[Begin]

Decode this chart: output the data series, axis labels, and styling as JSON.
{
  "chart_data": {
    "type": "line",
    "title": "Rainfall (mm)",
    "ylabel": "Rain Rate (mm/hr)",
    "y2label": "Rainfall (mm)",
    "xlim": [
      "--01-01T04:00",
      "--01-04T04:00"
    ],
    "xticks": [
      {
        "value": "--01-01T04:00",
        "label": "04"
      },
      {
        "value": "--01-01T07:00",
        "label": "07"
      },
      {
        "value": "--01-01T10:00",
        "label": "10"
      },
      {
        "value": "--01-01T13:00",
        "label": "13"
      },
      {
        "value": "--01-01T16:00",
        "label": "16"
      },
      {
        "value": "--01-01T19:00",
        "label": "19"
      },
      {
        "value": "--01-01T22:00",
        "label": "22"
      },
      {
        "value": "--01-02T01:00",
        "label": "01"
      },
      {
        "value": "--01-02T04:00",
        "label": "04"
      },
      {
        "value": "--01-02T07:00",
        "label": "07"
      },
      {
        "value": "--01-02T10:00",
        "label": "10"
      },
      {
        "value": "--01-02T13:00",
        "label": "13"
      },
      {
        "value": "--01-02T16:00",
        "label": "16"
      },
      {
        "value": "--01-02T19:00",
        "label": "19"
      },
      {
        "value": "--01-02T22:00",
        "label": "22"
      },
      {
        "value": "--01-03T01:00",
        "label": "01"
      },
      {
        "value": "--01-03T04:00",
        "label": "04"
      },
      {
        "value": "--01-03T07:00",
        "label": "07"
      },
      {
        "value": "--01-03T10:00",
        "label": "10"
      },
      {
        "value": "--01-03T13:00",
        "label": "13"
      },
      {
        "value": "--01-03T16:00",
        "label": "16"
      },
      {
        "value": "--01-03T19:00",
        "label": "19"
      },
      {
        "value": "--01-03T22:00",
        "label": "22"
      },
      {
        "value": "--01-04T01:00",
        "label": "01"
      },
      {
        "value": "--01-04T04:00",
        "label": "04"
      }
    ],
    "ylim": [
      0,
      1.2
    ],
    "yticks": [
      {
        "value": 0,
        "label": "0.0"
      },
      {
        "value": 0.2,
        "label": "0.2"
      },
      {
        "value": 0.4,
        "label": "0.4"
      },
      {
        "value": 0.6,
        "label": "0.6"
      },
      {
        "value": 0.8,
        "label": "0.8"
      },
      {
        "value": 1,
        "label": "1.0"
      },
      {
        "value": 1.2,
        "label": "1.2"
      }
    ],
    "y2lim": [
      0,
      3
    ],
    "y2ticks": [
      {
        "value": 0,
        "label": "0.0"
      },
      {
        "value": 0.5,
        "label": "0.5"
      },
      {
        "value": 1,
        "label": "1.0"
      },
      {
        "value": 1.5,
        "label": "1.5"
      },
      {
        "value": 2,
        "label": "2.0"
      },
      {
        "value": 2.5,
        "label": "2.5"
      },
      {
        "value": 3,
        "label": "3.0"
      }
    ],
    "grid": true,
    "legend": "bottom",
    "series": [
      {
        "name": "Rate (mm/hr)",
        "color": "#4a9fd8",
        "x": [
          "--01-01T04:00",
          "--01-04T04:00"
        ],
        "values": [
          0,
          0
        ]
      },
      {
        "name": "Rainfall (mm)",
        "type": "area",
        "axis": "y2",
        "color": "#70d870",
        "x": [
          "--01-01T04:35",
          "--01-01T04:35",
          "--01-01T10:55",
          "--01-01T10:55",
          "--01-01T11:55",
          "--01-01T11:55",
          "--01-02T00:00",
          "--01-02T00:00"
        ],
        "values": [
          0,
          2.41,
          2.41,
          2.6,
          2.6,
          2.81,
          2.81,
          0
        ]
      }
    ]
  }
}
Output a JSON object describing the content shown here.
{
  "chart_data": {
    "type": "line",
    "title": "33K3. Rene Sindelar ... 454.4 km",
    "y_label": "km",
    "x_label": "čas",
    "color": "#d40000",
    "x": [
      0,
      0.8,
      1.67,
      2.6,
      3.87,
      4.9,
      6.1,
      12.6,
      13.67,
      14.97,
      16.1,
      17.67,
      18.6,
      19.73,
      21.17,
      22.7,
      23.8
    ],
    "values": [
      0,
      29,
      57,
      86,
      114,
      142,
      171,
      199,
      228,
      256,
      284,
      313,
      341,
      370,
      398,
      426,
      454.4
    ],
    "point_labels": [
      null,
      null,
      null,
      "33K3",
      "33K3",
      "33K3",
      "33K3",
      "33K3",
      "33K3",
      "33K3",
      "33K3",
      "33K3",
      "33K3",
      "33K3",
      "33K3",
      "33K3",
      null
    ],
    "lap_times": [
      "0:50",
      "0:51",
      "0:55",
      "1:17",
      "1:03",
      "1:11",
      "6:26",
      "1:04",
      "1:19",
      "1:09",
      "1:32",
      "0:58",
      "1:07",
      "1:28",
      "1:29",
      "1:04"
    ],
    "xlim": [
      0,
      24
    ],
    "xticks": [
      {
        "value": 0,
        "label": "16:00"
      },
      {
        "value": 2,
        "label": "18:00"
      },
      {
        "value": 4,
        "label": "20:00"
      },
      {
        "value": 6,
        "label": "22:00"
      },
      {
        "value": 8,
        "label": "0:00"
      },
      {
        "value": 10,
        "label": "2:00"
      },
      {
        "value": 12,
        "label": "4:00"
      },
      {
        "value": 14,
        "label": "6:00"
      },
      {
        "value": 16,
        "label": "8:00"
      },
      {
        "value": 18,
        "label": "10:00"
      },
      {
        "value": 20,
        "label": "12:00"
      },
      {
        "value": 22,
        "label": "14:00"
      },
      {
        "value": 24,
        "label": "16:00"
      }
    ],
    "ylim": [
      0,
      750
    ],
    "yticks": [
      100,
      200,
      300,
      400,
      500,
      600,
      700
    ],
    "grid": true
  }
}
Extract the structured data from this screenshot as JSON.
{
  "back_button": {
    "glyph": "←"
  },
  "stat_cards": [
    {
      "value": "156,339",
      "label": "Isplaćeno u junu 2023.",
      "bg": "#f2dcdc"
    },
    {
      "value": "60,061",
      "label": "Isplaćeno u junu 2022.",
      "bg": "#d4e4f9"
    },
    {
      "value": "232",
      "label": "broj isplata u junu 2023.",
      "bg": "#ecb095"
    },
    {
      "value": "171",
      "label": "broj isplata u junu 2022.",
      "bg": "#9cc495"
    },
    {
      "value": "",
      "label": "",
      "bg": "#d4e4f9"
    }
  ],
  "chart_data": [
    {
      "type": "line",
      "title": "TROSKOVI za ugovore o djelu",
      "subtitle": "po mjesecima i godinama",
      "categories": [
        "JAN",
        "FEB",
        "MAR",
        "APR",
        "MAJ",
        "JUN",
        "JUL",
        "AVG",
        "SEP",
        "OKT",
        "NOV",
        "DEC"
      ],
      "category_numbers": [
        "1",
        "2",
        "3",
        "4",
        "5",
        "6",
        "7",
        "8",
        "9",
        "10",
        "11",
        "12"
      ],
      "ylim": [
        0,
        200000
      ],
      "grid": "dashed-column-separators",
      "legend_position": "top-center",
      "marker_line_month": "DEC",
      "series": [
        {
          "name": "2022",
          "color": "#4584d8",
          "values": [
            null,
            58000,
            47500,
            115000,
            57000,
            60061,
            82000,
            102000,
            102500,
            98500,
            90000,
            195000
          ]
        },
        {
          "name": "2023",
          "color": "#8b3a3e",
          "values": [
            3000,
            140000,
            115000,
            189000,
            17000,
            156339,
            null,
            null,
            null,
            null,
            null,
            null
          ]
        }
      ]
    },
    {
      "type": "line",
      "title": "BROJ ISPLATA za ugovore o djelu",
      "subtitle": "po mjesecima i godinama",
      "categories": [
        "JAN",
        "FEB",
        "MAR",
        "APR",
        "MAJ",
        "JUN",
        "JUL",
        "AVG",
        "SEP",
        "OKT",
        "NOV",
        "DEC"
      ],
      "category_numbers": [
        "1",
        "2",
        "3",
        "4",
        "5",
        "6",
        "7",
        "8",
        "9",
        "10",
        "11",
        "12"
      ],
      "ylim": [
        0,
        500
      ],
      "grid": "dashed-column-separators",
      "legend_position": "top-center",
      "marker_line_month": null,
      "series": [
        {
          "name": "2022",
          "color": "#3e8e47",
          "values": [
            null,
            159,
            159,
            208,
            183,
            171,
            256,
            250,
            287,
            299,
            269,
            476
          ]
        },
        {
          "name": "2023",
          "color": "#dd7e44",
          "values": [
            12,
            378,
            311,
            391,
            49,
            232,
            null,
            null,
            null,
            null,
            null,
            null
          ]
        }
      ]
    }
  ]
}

[End]

__WHAT THE TASK REQUIRES__. In the entries above, find each line with the string "this" and copy it.

__TASK OUTPUT__.
Decode this chart: output the data series, axis labels, and styling as JSON.
Extract the structured data from this screenshot as JSON.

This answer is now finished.